-- WHAT YOU ARE ASKED TO DO --
Pick out each line containing the string "value".

-- DATA FOR THE TASK --
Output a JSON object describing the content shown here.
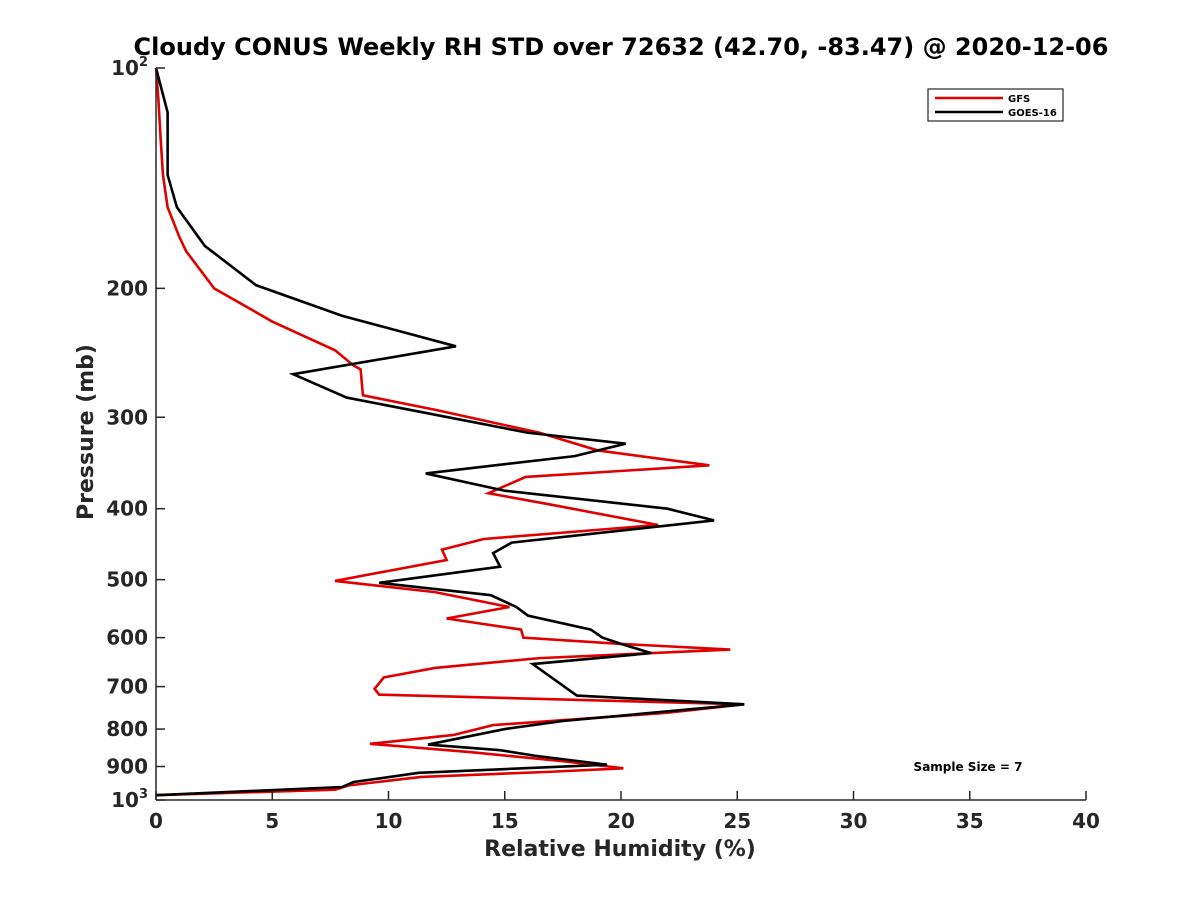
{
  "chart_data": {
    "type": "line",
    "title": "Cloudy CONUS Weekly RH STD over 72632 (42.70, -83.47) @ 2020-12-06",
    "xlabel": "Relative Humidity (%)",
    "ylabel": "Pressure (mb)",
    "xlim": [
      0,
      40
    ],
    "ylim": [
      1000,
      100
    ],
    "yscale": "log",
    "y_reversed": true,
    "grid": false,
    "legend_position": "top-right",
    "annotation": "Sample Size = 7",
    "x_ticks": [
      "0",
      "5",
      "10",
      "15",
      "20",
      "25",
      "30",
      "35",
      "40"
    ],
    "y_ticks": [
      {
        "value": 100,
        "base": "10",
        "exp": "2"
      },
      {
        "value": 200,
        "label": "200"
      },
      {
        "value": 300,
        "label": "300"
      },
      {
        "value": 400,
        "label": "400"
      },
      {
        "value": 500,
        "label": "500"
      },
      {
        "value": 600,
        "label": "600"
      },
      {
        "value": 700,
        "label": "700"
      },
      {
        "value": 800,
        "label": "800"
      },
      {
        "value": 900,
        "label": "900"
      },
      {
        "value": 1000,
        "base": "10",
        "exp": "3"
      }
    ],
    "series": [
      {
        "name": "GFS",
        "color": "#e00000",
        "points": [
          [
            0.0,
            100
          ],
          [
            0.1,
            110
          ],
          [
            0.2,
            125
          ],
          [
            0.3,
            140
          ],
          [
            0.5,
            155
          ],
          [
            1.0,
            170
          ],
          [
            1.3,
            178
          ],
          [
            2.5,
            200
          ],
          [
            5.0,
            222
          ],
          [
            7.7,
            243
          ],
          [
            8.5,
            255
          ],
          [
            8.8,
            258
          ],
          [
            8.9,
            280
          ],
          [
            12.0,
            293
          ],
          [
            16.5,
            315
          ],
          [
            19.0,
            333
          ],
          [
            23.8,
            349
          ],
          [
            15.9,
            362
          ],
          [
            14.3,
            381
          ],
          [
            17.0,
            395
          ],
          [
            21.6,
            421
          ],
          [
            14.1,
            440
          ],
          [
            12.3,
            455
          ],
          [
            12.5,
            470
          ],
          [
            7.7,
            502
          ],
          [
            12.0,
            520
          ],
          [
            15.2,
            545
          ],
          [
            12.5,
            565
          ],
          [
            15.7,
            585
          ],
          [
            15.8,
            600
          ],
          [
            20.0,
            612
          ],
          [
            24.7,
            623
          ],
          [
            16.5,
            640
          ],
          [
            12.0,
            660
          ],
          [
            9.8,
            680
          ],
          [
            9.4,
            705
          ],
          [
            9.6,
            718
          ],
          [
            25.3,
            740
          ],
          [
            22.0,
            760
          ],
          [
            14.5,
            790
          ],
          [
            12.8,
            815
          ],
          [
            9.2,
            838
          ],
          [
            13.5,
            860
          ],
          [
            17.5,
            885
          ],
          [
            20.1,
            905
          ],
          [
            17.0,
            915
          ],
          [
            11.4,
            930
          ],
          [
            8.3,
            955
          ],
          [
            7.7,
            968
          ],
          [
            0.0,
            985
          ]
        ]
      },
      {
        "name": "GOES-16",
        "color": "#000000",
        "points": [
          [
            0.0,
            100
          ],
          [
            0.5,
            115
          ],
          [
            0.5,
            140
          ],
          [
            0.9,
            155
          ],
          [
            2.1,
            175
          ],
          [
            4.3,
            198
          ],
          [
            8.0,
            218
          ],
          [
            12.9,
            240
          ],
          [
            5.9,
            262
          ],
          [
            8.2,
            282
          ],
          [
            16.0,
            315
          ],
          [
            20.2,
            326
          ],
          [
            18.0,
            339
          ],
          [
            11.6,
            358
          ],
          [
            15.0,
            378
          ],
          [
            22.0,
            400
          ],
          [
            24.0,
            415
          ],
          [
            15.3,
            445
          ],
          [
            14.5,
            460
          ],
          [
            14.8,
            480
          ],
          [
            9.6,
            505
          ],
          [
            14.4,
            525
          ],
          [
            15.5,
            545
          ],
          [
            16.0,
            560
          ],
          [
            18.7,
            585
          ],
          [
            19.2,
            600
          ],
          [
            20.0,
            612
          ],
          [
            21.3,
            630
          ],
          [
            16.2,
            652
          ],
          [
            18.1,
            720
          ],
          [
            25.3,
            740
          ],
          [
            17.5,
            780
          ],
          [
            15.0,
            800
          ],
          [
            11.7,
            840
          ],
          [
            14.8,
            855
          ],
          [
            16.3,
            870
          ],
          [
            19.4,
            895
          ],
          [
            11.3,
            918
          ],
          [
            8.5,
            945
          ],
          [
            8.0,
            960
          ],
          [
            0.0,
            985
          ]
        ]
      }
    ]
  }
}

-- CORRECT OUTPUT --
        "value": 100,
        "value": 200,
        "value": 300,
        "value": 400,
        "value": 500,
        "value": 600,
        "value": 700,
        "value": 800,
        "value": 900,
        "value": 1000,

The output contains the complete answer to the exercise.